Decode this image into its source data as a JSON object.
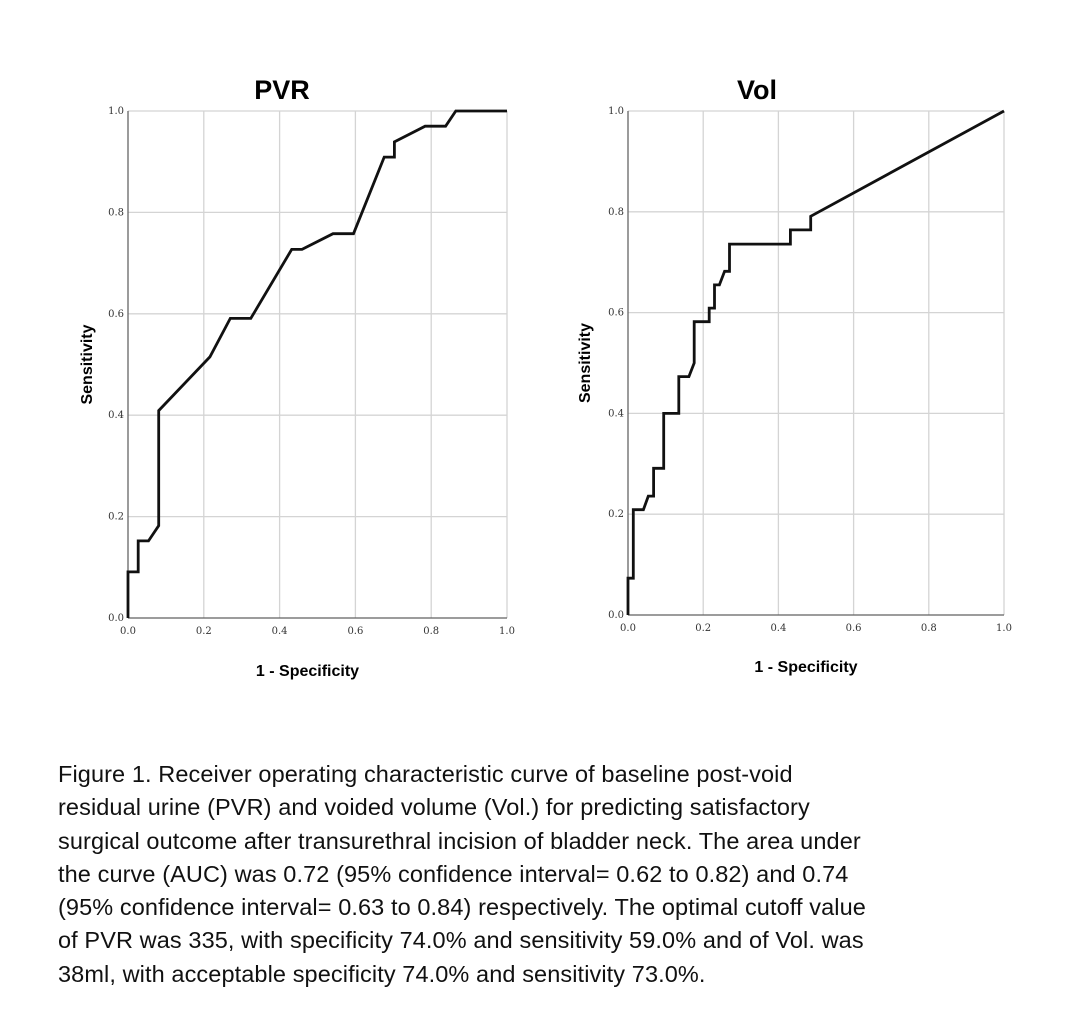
{
  "chart_data": [
    {
      "type": "line",
      "title": "PVR",
      "xlabel": "1 - Specificity",
      "ylabel": "Sensitivity",
      "xlim": [
        0,
        1
      ],
      "ylim": [
        0,
        1
      ],
      "grid": true,
      "xticks": [
        "0.0",
        "0.2",
        "0.4",
        "0.6",
        "0.8",
        "1.0"
      ],
      "yticks": [
        "0.0",
        "0.2",
        "0.4",
        "0.6",
        "0.8",
        "1.0"
      ],
      "series": [
        {
          "x": [
            0.0,
            0.0,
            0.027,
            0.027,
            0.054,
            0.081,
            0.081,
            0.216,
            0.27,
            0.324,
            0.432,
            0.459,
            0.541,
            0.595,
            0.676,
            0.703,
            0.703,
            0.784,
            0.811,
            0.838,
            0.865,
            0.865,
            1.0
          ],
          "y": [
            0.0,
            0.091,
            0.091,
            0.152,
            0.152,
            0.182,
            0.409,
            0.515,
            0.591,
            0.591,
            0.727,
            0.727,
            0.758,
            0.758,
            0.909,
            0.909,
            0.939,
            0.97,
            0.97,
            0.97,
            1.0,
            1.0,
            1.0
          ]
        }
      ]
    },
    {
      "type": "line",
      "title": "Vol",
      "xlabel": "1 - Specificity",
      "ylabel": "Sensitivity",
      "xlim": [
        0,
        1
      ],
      "ylim": [
        0,
        1
      ],
      "grid": true,
      "xticks": [
        "0.0",
        "0.2",
        "0.4",
        "0.6",
        "0.8",
        "1.0"
      ],
      "yticks": [
        "0.0",
        "0.2",
        "0.4",
        "0.6",
        "0.8",
        "1.0"
      ],
      "series": [
        {
          "x": [
            0.0,
            0.0,
            0.014,
            0.014,
            0.041,
            0.054,
            0.068,
            0.068,
            0.095,
            0.095,
            0.135,
            0.135,
            0.162,
            0.176,
            0.176,
            0.216,
            0.216,
            0.23,
            0.23,
            0.243,
            0.257,
            0.27,
            0.27,
            0.432,
            0.432,
            0.486,
            0.486,
            1.0
          ],
          "y": [
            0.0,
            0.073,
            0.073,
            0.209,
            0.209,
            0.236,
            0.236,
            0.291,
            0.291,
            0.4,
            0.4,
            0.473,
            0.473,
            0.5,
            0.582,
            0.582,
            0.609,
            0.609,
            0.655,
            0.655,
            0.682,
            0.682,
            0.736,
            0.736,
            0.764,
            0.764,
            0.791,
            1.0
          ]
        }
      ]
    }
  ],
  "caption": {
    "lines": [
      "Figure 1. Receiver operating characteristic curve of baseline post-void",
      "residual urine (PVR) and voided volume (Vol.) for predicting satisfactory",
      "surgical outcome after transurethral incision of bladder neck. The area under",
      "the curve (AUC) was 0.72 (95% confidence interval= 0.62 to 0.82) and 0.74",
      "(95% confidence interval= 0.63 to 0.84) respectively. The optimal cutoff value",
      "of PVR was 335, with specificity 74.0% and sensitivity 59.0% and of Vol. was",
      "38ml, with acceptable specificity 74.0% and sensitivity 73.0%."
    ]
  }
}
■ ■ ■
Say how many lines have the string "curve" in them, offering no words beyond the number.

2